• [Information shown]:
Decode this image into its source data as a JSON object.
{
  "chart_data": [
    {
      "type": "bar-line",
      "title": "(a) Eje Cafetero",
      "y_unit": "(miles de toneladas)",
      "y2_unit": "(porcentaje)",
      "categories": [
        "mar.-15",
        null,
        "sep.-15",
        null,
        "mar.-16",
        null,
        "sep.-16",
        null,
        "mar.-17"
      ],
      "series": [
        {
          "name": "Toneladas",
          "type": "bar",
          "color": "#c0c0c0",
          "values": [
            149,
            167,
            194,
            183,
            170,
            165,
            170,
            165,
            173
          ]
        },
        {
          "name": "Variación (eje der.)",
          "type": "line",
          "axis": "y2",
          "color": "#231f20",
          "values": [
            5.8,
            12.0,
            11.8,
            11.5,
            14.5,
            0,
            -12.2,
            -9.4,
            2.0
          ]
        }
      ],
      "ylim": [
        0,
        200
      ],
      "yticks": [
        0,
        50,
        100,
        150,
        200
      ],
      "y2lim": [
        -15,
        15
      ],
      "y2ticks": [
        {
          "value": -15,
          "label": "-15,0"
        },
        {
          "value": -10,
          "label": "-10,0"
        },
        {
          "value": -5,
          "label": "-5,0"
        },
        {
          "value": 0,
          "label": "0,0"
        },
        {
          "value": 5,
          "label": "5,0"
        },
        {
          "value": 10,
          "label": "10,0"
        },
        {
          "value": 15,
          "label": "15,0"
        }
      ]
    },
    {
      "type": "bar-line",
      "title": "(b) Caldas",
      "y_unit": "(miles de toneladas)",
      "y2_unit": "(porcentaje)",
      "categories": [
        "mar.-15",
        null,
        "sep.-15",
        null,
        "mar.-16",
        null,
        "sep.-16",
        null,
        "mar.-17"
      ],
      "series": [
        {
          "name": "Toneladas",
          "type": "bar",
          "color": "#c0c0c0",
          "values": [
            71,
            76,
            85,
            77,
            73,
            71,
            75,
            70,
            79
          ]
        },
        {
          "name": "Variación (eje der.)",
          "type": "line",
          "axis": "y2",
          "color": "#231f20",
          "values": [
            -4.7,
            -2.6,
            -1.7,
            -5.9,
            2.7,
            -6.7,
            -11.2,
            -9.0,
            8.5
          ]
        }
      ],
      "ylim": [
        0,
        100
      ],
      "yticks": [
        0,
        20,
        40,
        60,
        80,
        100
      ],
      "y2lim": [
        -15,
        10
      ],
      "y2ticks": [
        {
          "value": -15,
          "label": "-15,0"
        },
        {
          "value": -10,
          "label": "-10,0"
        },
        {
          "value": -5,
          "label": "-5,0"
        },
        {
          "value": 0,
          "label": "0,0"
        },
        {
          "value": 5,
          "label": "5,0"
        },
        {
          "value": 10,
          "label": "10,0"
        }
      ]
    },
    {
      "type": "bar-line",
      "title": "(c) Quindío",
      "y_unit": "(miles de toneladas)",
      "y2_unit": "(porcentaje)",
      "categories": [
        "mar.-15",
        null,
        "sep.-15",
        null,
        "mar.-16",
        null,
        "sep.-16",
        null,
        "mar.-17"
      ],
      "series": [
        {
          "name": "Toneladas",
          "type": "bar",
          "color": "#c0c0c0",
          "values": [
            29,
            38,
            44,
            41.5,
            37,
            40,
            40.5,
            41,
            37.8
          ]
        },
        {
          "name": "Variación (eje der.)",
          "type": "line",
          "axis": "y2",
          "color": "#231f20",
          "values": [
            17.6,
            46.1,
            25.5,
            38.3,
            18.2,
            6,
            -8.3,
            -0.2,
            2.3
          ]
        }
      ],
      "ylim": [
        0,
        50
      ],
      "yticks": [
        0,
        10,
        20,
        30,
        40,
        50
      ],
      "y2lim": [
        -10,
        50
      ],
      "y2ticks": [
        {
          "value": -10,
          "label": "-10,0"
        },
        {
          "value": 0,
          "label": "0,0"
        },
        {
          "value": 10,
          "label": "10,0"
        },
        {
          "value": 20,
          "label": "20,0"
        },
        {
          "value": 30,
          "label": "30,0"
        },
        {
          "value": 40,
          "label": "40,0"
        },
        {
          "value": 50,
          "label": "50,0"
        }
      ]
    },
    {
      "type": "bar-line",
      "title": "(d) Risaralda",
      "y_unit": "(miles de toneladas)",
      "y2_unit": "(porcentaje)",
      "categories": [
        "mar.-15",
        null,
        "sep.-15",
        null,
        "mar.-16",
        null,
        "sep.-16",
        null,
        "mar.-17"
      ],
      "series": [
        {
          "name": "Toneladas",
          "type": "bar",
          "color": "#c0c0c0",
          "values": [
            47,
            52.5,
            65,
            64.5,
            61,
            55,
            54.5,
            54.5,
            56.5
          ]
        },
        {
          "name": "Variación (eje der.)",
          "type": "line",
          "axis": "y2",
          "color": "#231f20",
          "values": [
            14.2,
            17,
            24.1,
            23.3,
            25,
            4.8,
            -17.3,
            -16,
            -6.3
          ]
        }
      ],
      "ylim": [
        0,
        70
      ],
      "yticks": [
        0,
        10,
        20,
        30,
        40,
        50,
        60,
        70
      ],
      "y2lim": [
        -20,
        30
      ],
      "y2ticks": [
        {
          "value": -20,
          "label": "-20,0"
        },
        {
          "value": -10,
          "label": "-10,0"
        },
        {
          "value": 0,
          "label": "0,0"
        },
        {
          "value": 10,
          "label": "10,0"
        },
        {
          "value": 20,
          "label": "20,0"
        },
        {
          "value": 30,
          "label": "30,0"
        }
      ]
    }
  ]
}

• [Exercise task]:
Show each line holding the word "title".

• [Result of this exercise]:
      "title": "(a) Eje Cafetero",
      "title": "(b) Caldas",
      "title": "(c) Quindío",
      "title": "(d) Risaralda",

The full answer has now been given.